## REQUIREMENT
Check each line of the material. Copy those containing "image".

## MATERIAL PROVIDED
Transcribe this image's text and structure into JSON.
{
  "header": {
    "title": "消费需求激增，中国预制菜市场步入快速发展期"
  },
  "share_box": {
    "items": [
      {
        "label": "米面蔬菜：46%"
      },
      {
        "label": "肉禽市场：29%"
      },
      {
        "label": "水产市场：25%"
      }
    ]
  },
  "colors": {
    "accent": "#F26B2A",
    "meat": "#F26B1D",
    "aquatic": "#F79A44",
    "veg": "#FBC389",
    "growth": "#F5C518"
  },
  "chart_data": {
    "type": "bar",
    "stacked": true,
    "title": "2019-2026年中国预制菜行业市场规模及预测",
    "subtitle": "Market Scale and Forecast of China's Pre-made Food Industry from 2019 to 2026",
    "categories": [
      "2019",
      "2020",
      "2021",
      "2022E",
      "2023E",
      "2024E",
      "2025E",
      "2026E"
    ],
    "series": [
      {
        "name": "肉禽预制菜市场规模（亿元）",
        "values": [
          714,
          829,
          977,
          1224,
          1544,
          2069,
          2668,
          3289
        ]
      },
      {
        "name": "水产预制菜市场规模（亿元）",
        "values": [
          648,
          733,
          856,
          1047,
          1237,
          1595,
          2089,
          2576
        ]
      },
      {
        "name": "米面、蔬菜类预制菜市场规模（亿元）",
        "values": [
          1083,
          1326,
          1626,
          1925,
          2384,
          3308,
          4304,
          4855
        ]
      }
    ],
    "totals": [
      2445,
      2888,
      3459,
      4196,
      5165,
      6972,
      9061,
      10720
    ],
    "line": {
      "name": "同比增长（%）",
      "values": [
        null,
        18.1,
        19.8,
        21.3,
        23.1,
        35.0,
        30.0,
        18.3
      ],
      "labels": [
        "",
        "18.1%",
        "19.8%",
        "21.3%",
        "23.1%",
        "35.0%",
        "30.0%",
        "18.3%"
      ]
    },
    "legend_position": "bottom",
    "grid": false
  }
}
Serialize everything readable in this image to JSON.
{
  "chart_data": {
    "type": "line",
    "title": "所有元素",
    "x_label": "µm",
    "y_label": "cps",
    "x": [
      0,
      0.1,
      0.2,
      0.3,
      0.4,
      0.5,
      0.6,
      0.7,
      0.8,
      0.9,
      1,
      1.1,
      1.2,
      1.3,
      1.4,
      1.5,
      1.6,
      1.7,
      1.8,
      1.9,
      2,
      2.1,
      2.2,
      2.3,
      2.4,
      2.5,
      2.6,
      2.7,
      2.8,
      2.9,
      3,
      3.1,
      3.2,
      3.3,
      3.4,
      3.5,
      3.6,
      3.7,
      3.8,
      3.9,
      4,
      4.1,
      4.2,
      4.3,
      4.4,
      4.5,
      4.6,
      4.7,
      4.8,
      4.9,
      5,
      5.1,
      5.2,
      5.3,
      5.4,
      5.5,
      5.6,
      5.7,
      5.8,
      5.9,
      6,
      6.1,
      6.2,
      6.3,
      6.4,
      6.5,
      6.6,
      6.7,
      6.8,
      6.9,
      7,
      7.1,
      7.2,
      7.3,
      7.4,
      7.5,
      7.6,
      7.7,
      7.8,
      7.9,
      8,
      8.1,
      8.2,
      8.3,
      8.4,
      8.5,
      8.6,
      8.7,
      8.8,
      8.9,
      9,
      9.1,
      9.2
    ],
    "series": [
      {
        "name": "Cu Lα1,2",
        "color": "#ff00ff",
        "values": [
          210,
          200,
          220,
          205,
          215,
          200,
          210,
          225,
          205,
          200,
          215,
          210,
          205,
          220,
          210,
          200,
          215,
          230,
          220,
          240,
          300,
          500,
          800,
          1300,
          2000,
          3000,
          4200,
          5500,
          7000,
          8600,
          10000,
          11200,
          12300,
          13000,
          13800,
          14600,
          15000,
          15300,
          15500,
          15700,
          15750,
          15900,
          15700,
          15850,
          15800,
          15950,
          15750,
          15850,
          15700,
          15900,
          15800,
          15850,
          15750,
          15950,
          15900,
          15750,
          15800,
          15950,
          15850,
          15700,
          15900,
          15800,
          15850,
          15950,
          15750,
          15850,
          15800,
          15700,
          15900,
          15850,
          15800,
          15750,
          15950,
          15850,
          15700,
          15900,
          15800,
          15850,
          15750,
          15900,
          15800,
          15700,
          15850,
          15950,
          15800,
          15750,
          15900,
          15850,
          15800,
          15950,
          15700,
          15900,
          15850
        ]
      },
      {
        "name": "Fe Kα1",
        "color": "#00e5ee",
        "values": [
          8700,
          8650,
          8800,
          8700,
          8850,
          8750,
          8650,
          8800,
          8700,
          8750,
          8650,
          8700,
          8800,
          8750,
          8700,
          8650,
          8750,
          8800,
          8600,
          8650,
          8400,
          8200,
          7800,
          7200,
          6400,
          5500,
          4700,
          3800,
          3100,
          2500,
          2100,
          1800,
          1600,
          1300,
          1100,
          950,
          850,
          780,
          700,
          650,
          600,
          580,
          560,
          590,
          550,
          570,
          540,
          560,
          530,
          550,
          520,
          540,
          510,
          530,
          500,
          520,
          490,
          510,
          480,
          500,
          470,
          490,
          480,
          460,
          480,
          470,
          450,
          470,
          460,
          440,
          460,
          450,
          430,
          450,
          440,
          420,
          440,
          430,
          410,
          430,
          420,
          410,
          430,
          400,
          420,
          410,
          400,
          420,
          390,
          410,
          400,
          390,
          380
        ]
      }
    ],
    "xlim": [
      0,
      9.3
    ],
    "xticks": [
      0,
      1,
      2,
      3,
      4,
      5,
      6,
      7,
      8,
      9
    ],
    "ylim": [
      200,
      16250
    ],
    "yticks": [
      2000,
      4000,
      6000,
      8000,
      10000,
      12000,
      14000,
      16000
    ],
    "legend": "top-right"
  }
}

## COMPLETE ANSWER
Transcribe this image's text and structure into JSON.
Serialize everything readable in this image to JSON.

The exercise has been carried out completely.